-- Task details --
Tell me how many lines hold "caption", please, using only the number.

[Records from a collection of figures]

[start]

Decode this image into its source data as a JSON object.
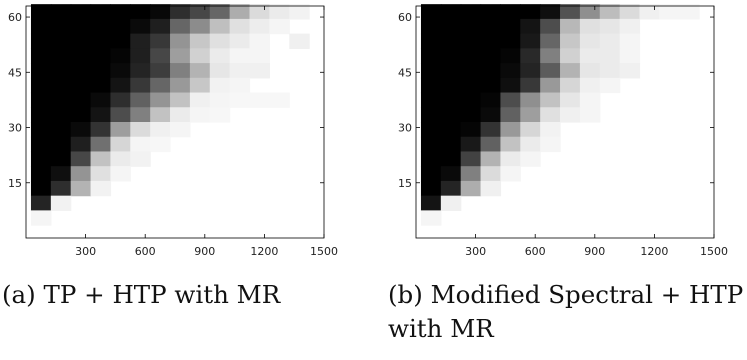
{
  "chart_data": [
    {
      "type": "heatmap",
      "caption": "(a) TP + HTP with MR",
      "x_ticks": [
        300,
        600,
        900,
        1200,
        1500
      ],
      "y_ticks": [
        15,
        30,
        45,
        60
      ],
      "xlim": [
        0,
        1500
      ],
      "ylim": [
        0,
        63
      ],
      "grid": false,
      "colormap": "gray (black = high, white = low)",
      "x_centers": [
        75,
        175,
        275,
        375,
        475,
        575,
        675,
        775,
        875,
        975,
        1075,
        1175,
        1275,
        1375
      ],
      "y_centers": [
        61.5,
        57.5,
        53.5,
        49.5,
        45.5,
        41.5,
        37.5,
        33.5,
        29.5,
        25.5,
        21.5,
        17.5,
        13.5,
        9.5,
        5.5,
        1.5
      ],
      "values": [
        [
          1.0,
          1.0,
          1.0,
          1.0,
          1.0,
          1.0,
          0.97,
          0.82,
          0.72,
          0.6,
          0.32,
          0.14,
          0.08,
          0.05
        ],
        [
          1.0,
          1.0,
          1.0,
          1.0,
          1.0,
          0.96,
          0.88,
          0.6,
          0.45,
          0.25,
          0.12,
          0.07,
          0.04,
          0.0
        ],
        [
          1.0,
          1.0,
          1.0,
          1.0,
          1.0,
          0.88,
          0.78,
          0.42,
          0.22,
          0.12,
          0.08,
          0.04,
          0.0,
          0.06
        ],
        [
          1.0,
          1.0,
          1.0,
          1.0,
          0.98,
          0.88,
          0.72,
          0.38,
          0.18,
          0.08,
          0.04,
          0.04,
          0.0,
          0.0
        ],
        [
          1.0,
          1.0,
          1.0,
          1.0,
          0.96,
          0.86,
          0.76,
          0.5,
          0.3,
          0.1,
          0.06,
          0.06,
          0.0,
          0.0
        ],
        [
          1.0,
          1.0,
          1.0,
          1.0,
          0.92,
          0.78,
          0.6,
          0.4,
          0.22,
          0.05,
          0.04,
          0.0,
          0.0,
          0.0
        ],
        [
          1.0,
          1.0,
          1.0,
          0.96,
          0.82,
          0.62,
          0.42,
          0.24,
          0.06,
          0.04,
          0.03,
          0.03,
          0.03,
          0.0
        ],
        [
          1.0,
          1.0,
          1.0,
          0.92,
          0.7,
          0.5,
          0.24,
          0.08,
          0.04,
          0.03,
          0.0,
          0.0,
          0.0,
          0.0
        ],
        [
          1.0,
          1.0,
          0.96,
          0.8,
          0.38,
          0.14,
          0.06,
          0.04,
          0.0,
          0.0,
          0.0,
          0.0,
          0.0,
          0.0
        ],
        [
          1.0,
          1.0,
          0.88,
          0.56,
          0.16,
          0.04,
          0.03,
          0.0,
          0.0,
          0.0,
          0.0,
          0.0,
          0.0,
          0.0
        ],
        [
          1.0,
          1.0,
          0.72,
          0.24,
          0.08,
          0.05,
          0.0,
          0.0,
          0.0,
          0.0,
          0.0,
          0.0,
          0.0,
          0.0
        ],
        [
          1.0,
          0.94,
          0.42,
          0.12,
          0.04,
          0.0,
          0.0,
          0.0,
          0.0,
          0.0,
          0.0,
          0.0,
          0.0,
          0.0
        ],
        [
          1.0,
          0.82,
          0.3,
          0.05,
          0.0,
          0.0,
          0.0,
          0.0,
          0.0,
          0.0,
          0.0,
          0.0,
          0.0,
          0.0
        ],
        [
          0.86,
          0.05,
          0.0,
          0.0,
          0.0,
          0.0,
          0.0,
          0.0,
          0.0,
          0.0,
          0.0,
          0.0,
          0.0,
          0.0
        ],
        [
          0.04,
          0.0,
          0.0,
          0.0,
          0.0,
          0.0,
          0.0,
          0.0,
          0.0,
          0.0,
          0.0,
          0.0,
          0.0,
          0.0
        ],
        [
          0.0,
          0.0,
          0.0,
          0.0,
          0.0,
          0.0,
          0.0,
          0.0,
          0.0,
          0.0,
          0.0,
          0.0,
          0.0,
          0.0
        ]
      ]
    },
    {
      "type": "heatmap",
      "caption": "(b) Modified Spectral + HTP with MR",
      "x_ticks": [
        300,
        600,
        900,
        1200,
        1500
      ],
      "y_ticks": [
        15,
        30,
        45,
        60
      ],
      "xlim": [
        0,
        1500
      ],
      "ylim": [
        0,
        63
      ],
      "grid": false,
      "colormap": "gray (black = high, white = low)",
      "x_centers": [
        75,
        175,
        275,
        375,
        475,
        575,
        675,
        775,
        875,
        975,
        1075,
        1175,
        1275,
        1375
      ],
      "y_centers": [
        61.5,
        57.5,
        53.5,
        49.5,
        45.5,
        41.5,
        37.5,
        33.5,
        29.5,
        25.5,
        21.5,
        17.5,
        13.5,
        9.5,
        5.5,
        1.5
      ],
      "values": [
        [
          1.0,
          1.0,
          1.0,
          1.0,
          1.0,
          1.0,
          0.94,
          0.68,
          0.44,
          0.26,
          0.14,
          0.06,
          0.04,
          0.04
        ],
        [
          1.0,
          1.0,
          1.0,
          1.0,
          1.0,
          0.92,
          0.7,
          0.28,
          0.12,
          0.1,
          0.06,
          0.0,
          0.0,
          0.0
        ],
        [
          1.0,
          1.0,
          1.0,
          1.0,
          1.0,
          0.9,
          0.6,
          0.22,
          0.1,
          0.08,
          0.04,
          0.0,
          0.0,
          0.0
        ],
        [
          1.0,
          1.0,
          1.0,
          1.0,
          0.98,
          0.84,
          0.5,
          0.18,
          0.08,
          0.08,
          0.04,
          0.0,
          0.0,
          0.0
        ],
        [
          1.0,
          1.0,
          1.0,
          1.0,
          0.96,
          0.86,
          0.64,
          0.3,
          0.1,
          0.08,
          0.06,
          0.0,
          0.0,
          0.0
        ],
        [
          1.0,
          1.0,
          1.0,
          1.0,
          0.94,
          0.78,
          0.4,
          0.16,
          0.06,
          0.04,
          0.0,
          0.0,
          0.0,
          0.0
        ],
        [
          1.0,
          1.0,
          1.0,
          0.98,
          0.7,
          0.44,
          0.24,
          0.1,
          0.04,
          0.0,
          0.0,
          0.0,
          0.0,
          0.0
        ],
        [
          1.0,
          1.0,
          1.0,
          0.96,
          0.62,
          0.38,
          0.12,
          0.06,
          0.04,
          0.0,
          0.0,
          0.0,
          0.0,
          0.0
        ],
        [
          1.0,
          1.0,
          0.98,
          0.8,
          0.4,
          0.16,
          0.05,
          0.0,
          0.0,
          0.0,
          0.0,
          0.0,
          0.0,
          0.0
        ],
        [
          1.0,
          1.0,
          0.9,
          0.62,
          0.24,
          0.08,
          0.04,
          0.0,
          0.0,
          0.0,
          0.0,
          0.0,
          0.0,
          0.0
        ],
        [
          1.0,
          1.0,
          0.74,
          0.3,
          0.08,
          0.04,
          0.0,
          0.0,
          0.0,
          0.0,
          0.0,
          0.0,
          0.0,
          0.0
        ],
        [
          1.0,
          0.96,
          0.5,
          0.14,
          0.04,
          0.0,
          0.0,
          0.0,
          0.0,
          0.0,
          0.0,
          0.0,
          0.0,
          0.0
        ],
        [
          1.0,
          0.86,
          0.32,
          0.06,
          0.0,
          0.0,
          0.0,
          0.0,
          0.0,
          0.0,
          0.0,
          0.0,
          0.0,
          0.0
        ],
        [
          0.92,
          0.06,
          0.0,
          0.0,
          0.0,
          0.0,
          0.0,
          0.0,
          0.0,
          0.0,
          0.0,
          0.0,
          0.0,
          0.0
        ],
        [
          0.04,
          0.0,
          0.0,
          0.0,
          0.0,
          0.0,
          0.0,
          0.0,
          0.0,
          0.0,
          0.0,
          0.0,
          0.0,
          0.0
        ],
        [
          0.0,
          0.0,
          0.0,
          0.0,
          0.0,
          0.0,
          0.0,
          0.0,
          0.0,
          0.0,
          0.0,
          0.0,
          0.0,
          0.0
        ]
      ]
    }
  ]
}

[end]

-- Task result --
2